→ **Record extracts**:
'''
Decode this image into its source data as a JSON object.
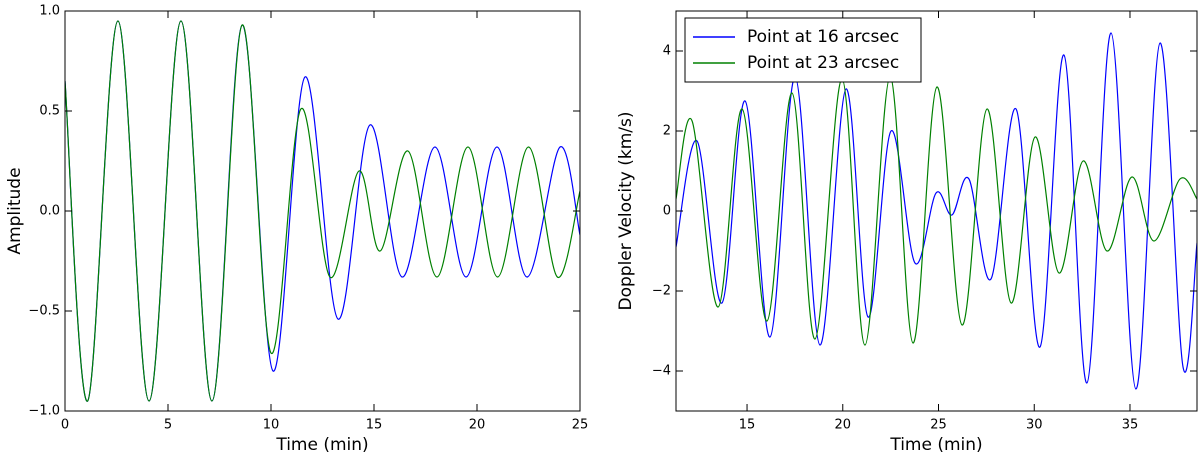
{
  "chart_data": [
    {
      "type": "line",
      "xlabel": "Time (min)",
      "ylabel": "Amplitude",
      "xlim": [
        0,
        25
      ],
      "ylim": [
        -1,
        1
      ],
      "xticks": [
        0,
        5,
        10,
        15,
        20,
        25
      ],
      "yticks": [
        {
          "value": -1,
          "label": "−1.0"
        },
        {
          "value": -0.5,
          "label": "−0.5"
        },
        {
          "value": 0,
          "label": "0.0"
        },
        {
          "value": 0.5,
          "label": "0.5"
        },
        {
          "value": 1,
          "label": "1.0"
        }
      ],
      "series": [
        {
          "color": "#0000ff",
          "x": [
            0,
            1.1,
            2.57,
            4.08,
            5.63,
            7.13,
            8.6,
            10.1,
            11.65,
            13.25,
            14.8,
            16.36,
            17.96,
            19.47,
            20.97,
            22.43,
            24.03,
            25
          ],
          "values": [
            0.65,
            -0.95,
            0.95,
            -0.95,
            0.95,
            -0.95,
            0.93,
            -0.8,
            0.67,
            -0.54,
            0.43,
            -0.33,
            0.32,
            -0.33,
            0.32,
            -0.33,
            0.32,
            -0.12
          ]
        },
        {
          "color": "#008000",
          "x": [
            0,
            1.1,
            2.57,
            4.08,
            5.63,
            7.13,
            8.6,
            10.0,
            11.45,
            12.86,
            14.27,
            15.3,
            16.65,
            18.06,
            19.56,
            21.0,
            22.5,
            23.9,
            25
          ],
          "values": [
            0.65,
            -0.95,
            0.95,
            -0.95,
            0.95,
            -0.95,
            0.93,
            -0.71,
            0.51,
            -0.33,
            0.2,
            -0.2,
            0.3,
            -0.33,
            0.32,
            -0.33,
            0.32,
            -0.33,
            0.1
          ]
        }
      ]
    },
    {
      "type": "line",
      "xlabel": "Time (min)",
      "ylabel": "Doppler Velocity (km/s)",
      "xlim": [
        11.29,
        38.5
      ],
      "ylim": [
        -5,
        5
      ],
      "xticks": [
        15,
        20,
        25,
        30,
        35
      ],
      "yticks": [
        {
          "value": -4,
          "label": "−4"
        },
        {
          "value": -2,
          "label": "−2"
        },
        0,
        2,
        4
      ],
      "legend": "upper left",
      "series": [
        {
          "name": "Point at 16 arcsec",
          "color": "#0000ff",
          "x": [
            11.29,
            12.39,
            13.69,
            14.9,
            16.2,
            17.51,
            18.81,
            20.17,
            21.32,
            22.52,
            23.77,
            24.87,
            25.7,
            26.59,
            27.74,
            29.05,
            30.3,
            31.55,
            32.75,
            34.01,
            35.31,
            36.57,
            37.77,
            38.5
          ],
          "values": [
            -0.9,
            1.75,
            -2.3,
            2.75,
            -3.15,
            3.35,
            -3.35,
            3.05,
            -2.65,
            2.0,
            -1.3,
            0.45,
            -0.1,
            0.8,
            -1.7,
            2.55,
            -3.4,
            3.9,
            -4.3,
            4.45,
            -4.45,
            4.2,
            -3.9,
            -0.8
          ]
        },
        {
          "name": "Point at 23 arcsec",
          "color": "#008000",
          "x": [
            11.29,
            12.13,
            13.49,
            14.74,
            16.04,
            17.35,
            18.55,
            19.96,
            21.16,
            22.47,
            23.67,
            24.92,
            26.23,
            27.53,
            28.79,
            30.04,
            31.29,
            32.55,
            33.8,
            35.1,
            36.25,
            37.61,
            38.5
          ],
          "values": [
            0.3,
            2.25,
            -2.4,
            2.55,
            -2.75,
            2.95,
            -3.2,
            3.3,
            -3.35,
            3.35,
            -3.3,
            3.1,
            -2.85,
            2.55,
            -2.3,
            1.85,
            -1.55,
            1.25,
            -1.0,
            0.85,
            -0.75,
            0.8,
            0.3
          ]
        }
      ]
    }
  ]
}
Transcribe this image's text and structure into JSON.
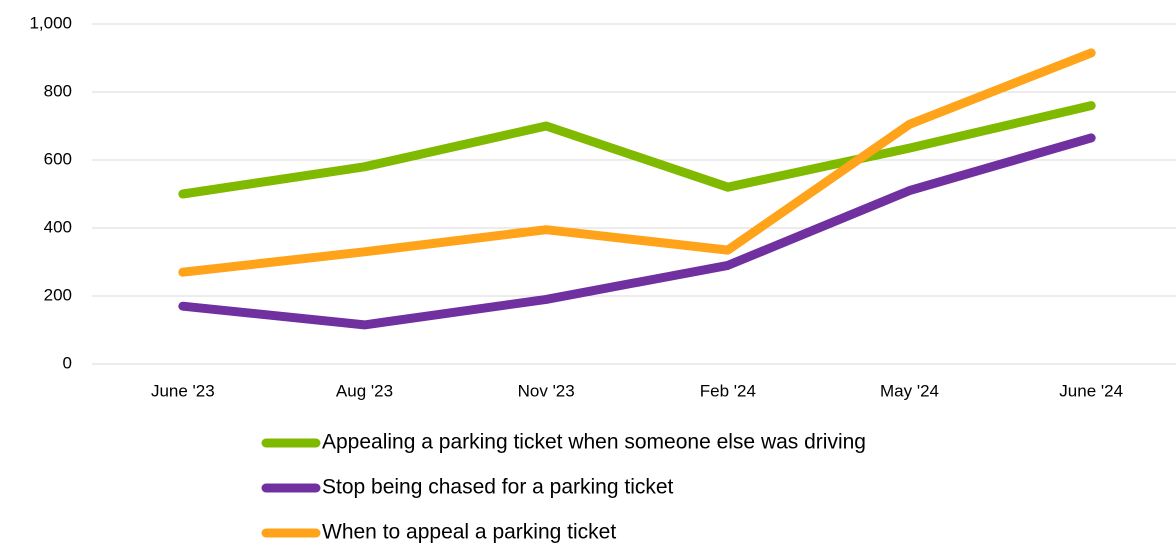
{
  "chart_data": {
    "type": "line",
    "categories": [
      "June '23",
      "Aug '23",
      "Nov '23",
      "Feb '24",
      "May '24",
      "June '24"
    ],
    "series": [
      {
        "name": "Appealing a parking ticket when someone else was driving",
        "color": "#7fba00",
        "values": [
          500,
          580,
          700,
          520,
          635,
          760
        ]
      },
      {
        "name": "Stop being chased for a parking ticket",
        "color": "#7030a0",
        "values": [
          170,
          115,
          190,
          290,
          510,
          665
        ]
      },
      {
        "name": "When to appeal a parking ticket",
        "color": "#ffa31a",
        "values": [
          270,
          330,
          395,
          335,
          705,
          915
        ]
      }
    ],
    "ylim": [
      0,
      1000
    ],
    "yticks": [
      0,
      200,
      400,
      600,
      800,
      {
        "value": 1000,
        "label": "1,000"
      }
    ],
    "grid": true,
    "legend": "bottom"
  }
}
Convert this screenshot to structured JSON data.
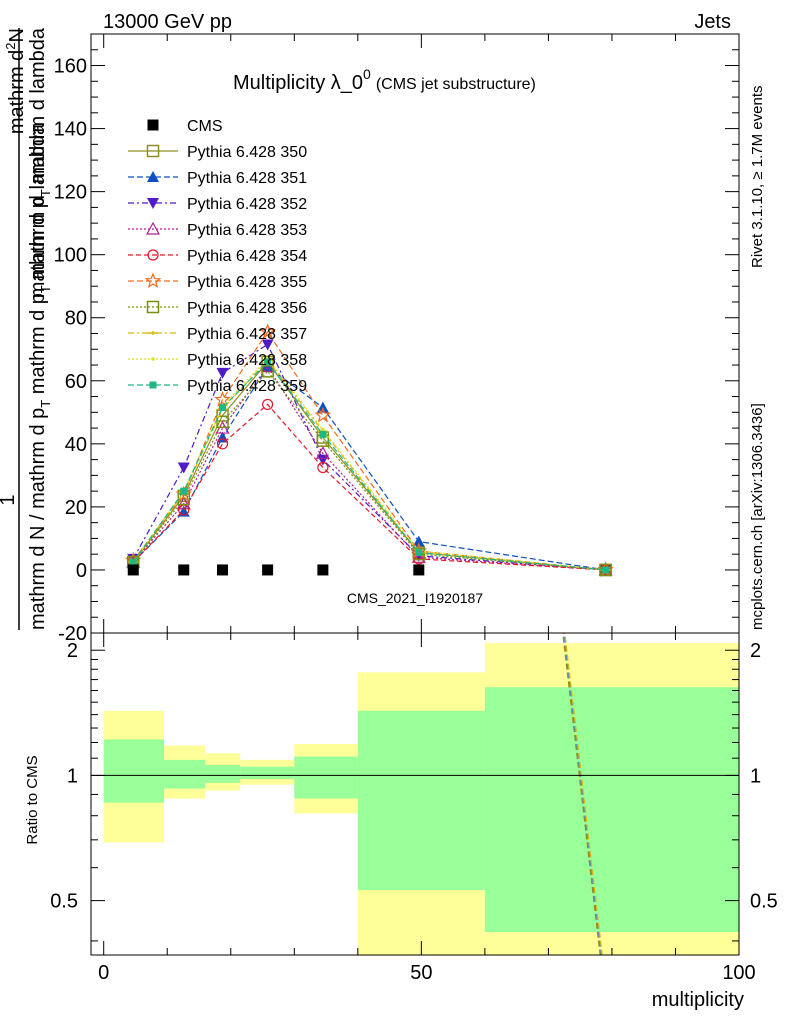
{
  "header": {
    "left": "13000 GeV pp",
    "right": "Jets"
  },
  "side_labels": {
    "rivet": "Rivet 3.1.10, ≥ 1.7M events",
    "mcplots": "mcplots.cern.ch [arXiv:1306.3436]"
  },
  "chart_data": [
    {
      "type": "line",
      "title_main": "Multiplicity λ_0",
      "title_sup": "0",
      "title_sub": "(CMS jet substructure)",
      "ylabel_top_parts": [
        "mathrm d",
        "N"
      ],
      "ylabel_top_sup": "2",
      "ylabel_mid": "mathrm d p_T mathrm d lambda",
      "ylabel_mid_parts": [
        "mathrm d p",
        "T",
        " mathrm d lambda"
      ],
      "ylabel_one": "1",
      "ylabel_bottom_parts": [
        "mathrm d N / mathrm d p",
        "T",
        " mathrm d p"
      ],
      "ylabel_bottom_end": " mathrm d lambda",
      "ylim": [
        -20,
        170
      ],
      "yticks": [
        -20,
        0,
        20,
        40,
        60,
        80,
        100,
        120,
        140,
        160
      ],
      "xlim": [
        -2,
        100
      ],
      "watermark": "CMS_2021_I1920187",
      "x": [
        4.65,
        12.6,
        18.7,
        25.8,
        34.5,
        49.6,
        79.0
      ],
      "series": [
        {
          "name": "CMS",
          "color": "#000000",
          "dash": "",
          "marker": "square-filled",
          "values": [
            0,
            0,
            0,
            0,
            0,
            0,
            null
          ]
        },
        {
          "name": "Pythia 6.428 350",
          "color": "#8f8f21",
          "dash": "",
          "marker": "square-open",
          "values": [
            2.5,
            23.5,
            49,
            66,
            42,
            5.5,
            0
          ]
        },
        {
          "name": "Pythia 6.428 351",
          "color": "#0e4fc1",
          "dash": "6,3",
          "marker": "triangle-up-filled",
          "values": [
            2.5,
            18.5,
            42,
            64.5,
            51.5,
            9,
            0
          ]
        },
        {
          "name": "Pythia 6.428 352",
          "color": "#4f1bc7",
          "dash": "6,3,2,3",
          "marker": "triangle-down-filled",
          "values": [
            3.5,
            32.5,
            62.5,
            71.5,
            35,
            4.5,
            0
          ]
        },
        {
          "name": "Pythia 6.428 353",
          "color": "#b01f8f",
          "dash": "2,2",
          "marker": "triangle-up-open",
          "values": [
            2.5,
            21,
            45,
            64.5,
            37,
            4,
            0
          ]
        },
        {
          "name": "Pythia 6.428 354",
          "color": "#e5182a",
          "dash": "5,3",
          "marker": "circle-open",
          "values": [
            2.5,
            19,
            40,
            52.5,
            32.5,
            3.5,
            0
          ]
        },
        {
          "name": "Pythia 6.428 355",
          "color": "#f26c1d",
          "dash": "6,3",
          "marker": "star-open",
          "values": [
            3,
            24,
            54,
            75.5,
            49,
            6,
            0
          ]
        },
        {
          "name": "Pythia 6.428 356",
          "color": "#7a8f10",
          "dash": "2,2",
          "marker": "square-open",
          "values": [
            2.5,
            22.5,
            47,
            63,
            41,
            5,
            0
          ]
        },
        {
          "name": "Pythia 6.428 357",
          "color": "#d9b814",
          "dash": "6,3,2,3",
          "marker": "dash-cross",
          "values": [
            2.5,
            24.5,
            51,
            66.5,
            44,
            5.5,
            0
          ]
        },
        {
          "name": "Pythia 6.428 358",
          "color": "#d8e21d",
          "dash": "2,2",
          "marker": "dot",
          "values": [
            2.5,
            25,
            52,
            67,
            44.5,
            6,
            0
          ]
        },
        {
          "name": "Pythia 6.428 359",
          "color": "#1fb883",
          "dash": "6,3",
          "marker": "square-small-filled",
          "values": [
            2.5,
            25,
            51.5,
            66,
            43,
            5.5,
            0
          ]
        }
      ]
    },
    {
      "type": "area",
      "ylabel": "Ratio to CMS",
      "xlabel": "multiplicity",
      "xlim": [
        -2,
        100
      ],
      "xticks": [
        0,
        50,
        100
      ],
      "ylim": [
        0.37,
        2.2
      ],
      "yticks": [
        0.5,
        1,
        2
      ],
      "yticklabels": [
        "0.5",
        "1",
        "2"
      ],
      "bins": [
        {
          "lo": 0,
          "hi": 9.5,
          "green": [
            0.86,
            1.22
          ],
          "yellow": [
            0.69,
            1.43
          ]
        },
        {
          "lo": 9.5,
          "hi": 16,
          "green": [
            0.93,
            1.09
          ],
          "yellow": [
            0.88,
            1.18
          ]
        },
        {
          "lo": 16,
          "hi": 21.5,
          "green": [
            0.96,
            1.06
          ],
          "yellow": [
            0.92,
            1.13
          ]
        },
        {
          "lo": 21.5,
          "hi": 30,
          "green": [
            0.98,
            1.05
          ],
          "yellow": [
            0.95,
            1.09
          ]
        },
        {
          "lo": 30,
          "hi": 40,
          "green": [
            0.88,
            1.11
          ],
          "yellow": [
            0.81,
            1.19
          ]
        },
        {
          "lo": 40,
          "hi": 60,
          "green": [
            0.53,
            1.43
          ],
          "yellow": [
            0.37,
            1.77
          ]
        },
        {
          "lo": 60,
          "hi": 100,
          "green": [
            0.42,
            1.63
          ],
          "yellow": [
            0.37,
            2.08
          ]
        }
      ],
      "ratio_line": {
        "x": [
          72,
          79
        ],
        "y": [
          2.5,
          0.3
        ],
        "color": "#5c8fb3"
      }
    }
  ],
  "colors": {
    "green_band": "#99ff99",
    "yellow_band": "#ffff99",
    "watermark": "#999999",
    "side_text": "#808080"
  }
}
'''
→ **Work to do**: Scan the material above. Copy each line that holds the word "Point".

→ **Problem solution**:
          "name": "Point at 16 arcsec",
          "name": "Point at 23 arcsec",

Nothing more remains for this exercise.